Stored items
»»
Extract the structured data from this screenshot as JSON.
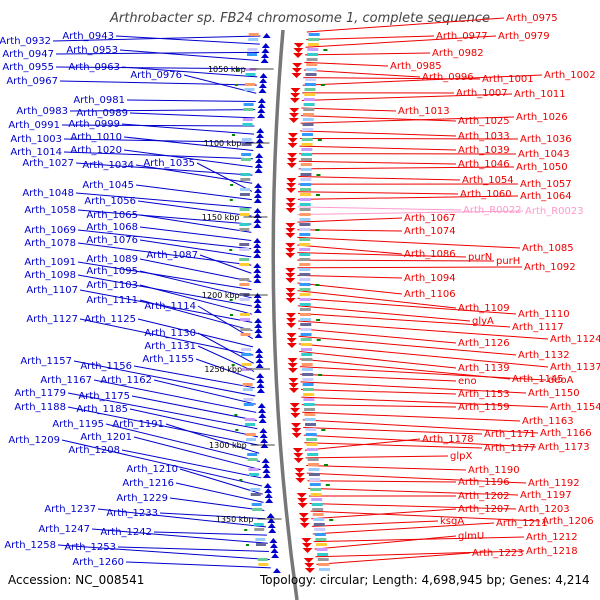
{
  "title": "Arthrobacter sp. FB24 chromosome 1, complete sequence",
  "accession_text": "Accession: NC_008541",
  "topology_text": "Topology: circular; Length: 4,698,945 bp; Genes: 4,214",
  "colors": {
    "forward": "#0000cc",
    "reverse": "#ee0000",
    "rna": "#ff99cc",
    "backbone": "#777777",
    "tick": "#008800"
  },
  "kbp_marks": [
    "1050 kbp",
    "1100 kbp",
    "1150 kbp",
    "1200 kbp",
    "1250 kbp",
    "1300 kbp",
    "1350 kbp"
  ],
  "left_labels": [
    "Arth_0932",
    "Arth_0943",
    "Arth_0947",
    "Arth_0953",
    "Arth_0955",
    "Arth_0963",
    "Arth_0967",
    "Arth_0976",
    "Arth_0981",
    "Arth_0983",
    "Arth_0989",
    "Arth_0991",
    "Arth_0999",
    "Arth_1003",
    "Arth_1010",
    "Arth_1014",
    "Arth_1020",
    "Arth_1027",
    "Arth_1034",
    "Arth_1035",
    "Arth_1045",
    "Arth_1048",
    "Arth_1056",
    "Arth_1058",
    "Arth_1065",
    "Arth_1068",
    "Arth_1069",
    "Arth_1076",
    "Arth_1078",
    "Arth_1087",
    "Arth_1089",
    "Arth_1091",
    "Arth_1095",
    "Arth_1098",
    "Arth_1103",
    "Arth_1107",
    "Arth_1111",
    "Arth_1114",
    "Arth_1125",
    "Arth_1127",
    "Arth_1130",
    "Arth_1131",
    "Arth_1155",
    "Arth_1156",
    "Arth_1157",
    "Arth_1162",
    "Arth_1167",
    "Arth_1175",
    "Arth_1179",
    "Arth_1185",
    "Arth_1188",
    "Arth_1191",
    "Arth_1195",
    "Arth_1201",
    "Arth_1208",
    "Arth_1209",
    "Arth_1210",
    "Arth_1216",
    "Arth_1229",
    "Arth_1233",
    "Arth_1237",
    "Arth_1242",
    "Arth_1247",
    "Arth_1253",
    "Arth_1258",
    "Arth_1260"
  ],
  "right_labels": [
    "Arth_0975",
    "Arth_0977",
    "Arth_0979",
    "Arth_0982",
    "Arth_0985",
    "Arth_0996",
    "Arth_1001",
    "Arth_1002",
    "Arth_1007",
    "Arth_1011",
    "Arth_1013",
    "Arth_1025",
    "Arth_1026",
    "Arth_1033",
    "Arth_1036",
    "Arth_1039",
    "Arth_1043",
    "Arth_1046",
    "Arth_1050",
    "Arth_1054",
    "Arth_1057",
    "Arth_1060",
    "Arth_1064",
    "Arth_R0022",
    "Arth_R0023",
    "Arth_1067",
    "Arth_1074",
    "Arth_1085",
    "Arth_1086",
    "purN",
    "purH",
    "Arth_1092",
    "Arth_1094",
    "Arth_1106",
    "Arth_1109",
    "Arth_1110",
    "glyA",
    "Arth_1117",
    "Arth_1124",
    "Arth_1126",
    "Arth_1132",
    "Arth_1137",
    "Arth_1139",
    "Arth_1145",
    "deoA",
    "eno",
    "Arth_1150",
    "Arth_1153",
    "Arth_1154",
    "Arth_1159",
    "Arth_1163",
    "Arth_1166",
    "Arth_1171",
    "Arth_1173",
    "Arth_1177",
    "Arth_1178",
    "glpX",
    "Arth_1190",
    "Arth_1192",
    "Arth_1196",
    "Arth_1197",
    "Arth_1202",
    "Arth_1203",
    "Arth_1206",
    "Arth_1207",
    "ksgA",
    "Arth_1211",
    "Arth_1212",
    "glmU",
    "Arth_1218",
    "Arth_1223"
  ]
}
««
*Work request:*
The required output is each record above, reproduced exactly, without its pictures.

*Response:*
Extract the structured data from this screenshot as JSON.
{
  "title": "Arthrobacter sp. FB24 chromosome 1, complete sequence",
  "accession_text": "Accession: NC_008541",
  "topology_text": "Topology: circular; Length: 4,698,945 bp; Genes: 4,214",
  "colors": {
    "forward": "#0000cc",
    "reverse": "#ee0000",
    "rna": "#ff99cc",
    "backbone": "#777777",
    "tick": "#008800"
  },
  "kbp_marks": [
    "1050 kbp",
    "1100 kbp",
    "1150 kbp",
    "1200 kbp",
    "1250 kbp",
    "1300 kbp",
    "1350 kbp"
  ],
  "left_labels": [
    "Arth_0932",
    "Arth_0943",
    "Arth_0947",
    "Arth_0953",
    "Arth_0955",
    "Arth_0963",
    "Arth_0967",
    "Arth_0976",
    "Arth_0981",
    "Arth_0983",
    "Arth_0989",
    "Arth_0991",
    "Arth_0999",
    "Arth_1003",
    "Arth_1010",
    "Arth_1014",
    "Arth_1020",
    "Arth_1027",
    "Arth_1034",
    "Arth_1035",
    "Arth_1045",
    "Arth_1048",
    "Arth_1056",
    "Arth_1058",
    "Arth_1065",
    "Arth_1068",
    "Arth_1069",
    "Arth_1076",
    "Arth_1078",
    "Arth_1087",
    "Arth_1089",
    "Arth_1091",
    "Arth_1095",
    "Arth_1098",
    "Arth_1103",
    "Arth_1107",
    "Arth_1111",
    "Arth_1114",
    "Arth_1125",
    "Arth_1127",
    "Arth_1130",
    "Arth_1131",
    "Arth_1155",
    "Arth_1156",
    "Arth_1157",
    "Arth_1162",
    "Arth_1167",
    "Arth_1175",
    "Arth_1179",
    "Arth_1185",
    "Arth_1188",
    "Arth_1191",
    "Arth_1195",
    "Arth_1201",
    "Arth_1208",
    "Arth_1209",
    "Arth_1210",
    "Arth_1216",
    "Arth_1229",
    "Arth_1233",
    "Arth_1237",
    "Arth_1242",
    "Arth_1247",
    "Arth_1253",
    "Arth_1258",
    "Arth_1260"
  ],
  "right_labels": [
    "Arth_0975",
    "Arth_0977",
    "Arth_0979",
    "Arth_0982",
    "Arth_0985",
    "Arth_0996",
    "Arth_1001",
    "Arth_1002",
    "Arth_1007",
    "Arth_1011",
    "Arth_1013",
    "Arth_1025",
    "Arth_1026",
    "Arth_1033",
    "Arth_1036",
    "Arth_1039",
    "Arth_1043",
    "Arth_1046",
    "Arth_1050",
    "Arth_1054",
    "Arth_1057",
    "Arth_1060",
    "Arth_1064",
    "Arth_R0022",
    "Arth_R0023",
    "Arth_1067",
    "Arth_1074",
    "Arth_1085",
    "Arth_1086",
    "purN",
    "purH",
    "Arth_1092",
    "Arth_1094",
    "Arth_1106",
    "Arth_1109",
    "Arth_1110",
    "glyA",
    "Arth_1117",
    "Arth_1124",
    "Arth_1126",
    "Arth_1132",
    "Arth_1137",
    "Arth_1139",
    "Arth_1145",
    "deoA",
    "eno",
    "Arth_1150",
    "Arth_1153",
    "Arth_1154",
    "Arth_1159",
    "Arth_1163",
    "Arth_1166",
    "Arth_1171",
    "Arth_1173",
    "Arth_1177",
    "Arth_1178",
    "glpX",
    "Arth_1190",
    "Arth_1192",
    "Arth_1196",
    "Arth_1197",
    "Arth_1202",
    "Arth_1203",
    "Arth_1206",
    "Arth_1207",
    "ksgA",
    "Arth_1211",
    "Arth_1212",
    "glmU",
    "Arth_1218",
    "Arth_1223"
  ]
}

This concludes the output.